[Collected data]
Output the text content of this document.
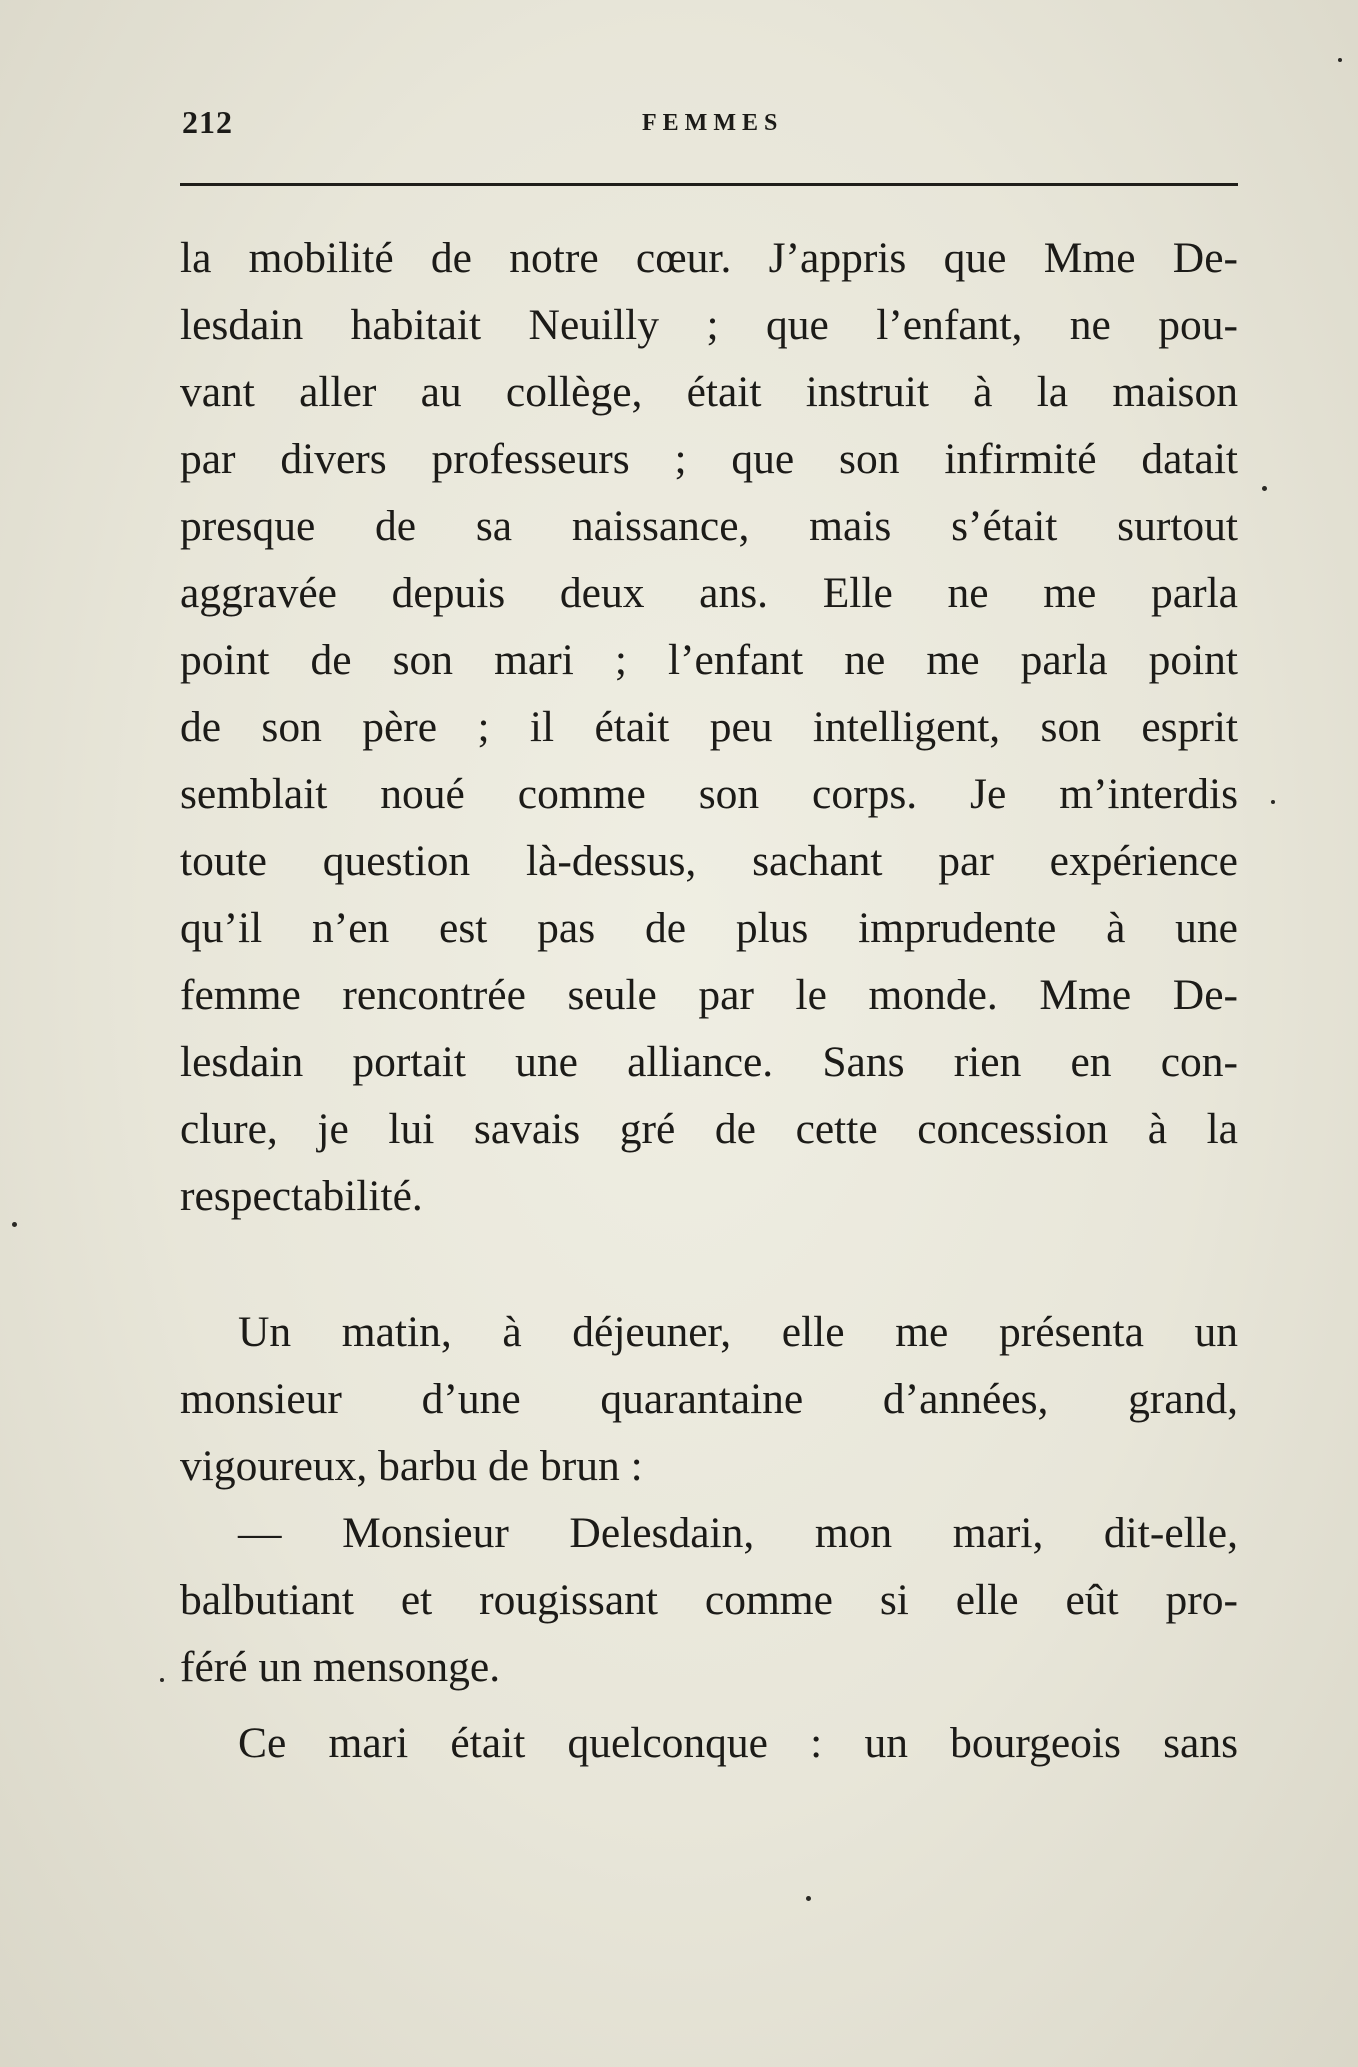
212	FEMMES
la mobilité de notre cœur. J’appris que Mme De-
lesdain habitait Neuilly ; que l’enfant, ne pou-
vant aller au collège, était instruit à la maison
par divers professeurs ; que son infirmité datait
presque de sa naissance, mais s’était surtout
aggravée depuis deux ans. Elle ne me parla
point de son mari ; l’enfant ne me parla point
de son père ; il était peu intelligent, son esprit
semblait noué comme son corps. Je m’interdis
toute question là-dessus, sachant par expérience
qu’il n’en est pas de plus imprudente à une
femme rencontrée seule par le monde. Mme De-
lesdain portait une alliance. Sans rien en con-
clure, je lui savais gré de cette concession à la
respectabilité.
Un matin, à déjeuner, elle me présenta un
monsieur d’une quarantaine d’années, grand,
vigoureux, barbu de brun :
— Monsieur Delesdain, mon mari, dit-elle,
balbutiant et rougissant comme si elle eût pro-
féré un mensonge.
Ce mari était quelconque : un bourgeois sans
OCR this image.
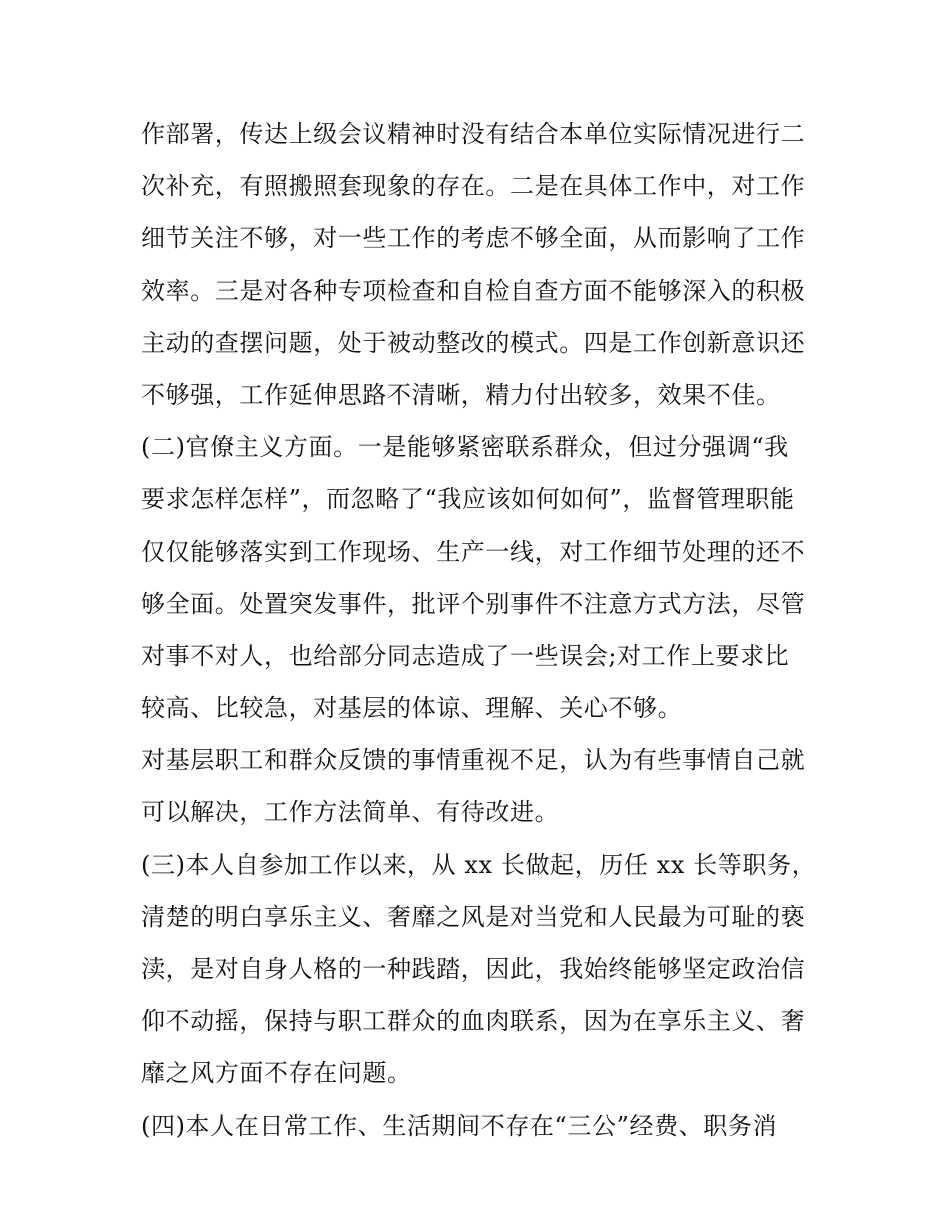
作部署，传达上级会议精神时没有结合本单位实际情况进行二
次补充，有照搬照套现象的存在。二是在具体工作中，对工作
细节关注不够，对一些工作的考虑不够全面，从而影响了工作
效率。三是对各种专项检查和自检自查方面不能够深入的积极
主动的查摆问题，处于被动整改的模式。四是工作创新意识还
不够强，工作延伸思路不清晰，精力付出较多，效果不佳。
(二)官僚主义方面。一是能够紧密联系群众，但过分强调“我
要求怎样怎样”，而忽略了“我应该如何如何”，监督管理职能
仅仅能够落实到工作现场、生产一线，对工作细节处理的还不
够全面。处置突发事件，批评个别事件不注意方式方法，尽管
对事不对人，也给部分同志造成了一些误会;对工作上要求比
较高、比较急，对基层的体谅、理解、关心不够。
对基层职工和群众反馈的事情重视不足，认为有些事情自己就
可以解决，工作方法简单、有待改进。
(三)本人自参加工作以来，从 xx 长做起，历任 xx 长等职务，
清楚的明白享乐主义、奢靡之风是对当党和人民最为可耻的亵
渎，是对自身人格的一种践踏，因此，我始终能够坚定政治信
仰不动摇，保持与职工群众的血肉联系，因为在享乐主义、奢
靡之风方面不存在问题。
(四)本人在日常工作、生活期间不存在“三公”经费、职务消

*Required work*. Only the lines from the one containing "OCR this image." through the last line of the records above should be repeated, exactly and without pictures.

*Output*.
OCR this image.
作部署，传达上级会议精神时没有结合本单位实际情况进行二
次补充，有照搬照套现象的存在。二是在具体工作中，对工作
细节关注不够，对一些工作的考虑不够全面，从而影响了工作
效率。三是对各种专项检查和自检自查方面不能够深入的积极
主动的查摆问题，处于被动整改的模式。四是工作创新意识还
不够强，工作延伸思路不清晰，精力付出较多，效果不佳。
(二)官僚主义方面。一是能够紧密联系群众，但过分强调“我
要求怎样怎样”，而忽略了“我应该如何如何”，监督管理职能
仅仅能够落实到工作现场、生产一线，对工作细节处理的还不
够全面。处置突发事件，批评个别事件不注意方式方法，尽管
对事不对人，也给部分同志造成了一些误会;对工作上要求比
较高、比较急，对基层的体谅、理解、关心不够。
对基层职工和群众反馈的事情重视不足，认为有些事情自己就
可以解决，工作方法简单、有待改进。
(三)本人自参加工作以来，从 xx 长做起，历任 xx 长等职务，
清楚的明白享乐主义、奢靡之风是对当党和人民最为可耻的亵
渎，是对自身人格的一种践踏，因此，我始终能够坚定政治信
仰不动摇，保持与职工群众的血肉联系，因为在享乐主义、奢
靡之风方面不存在问题。
(四)本人在日常工作、生活期间不存在“三公”经费、职务消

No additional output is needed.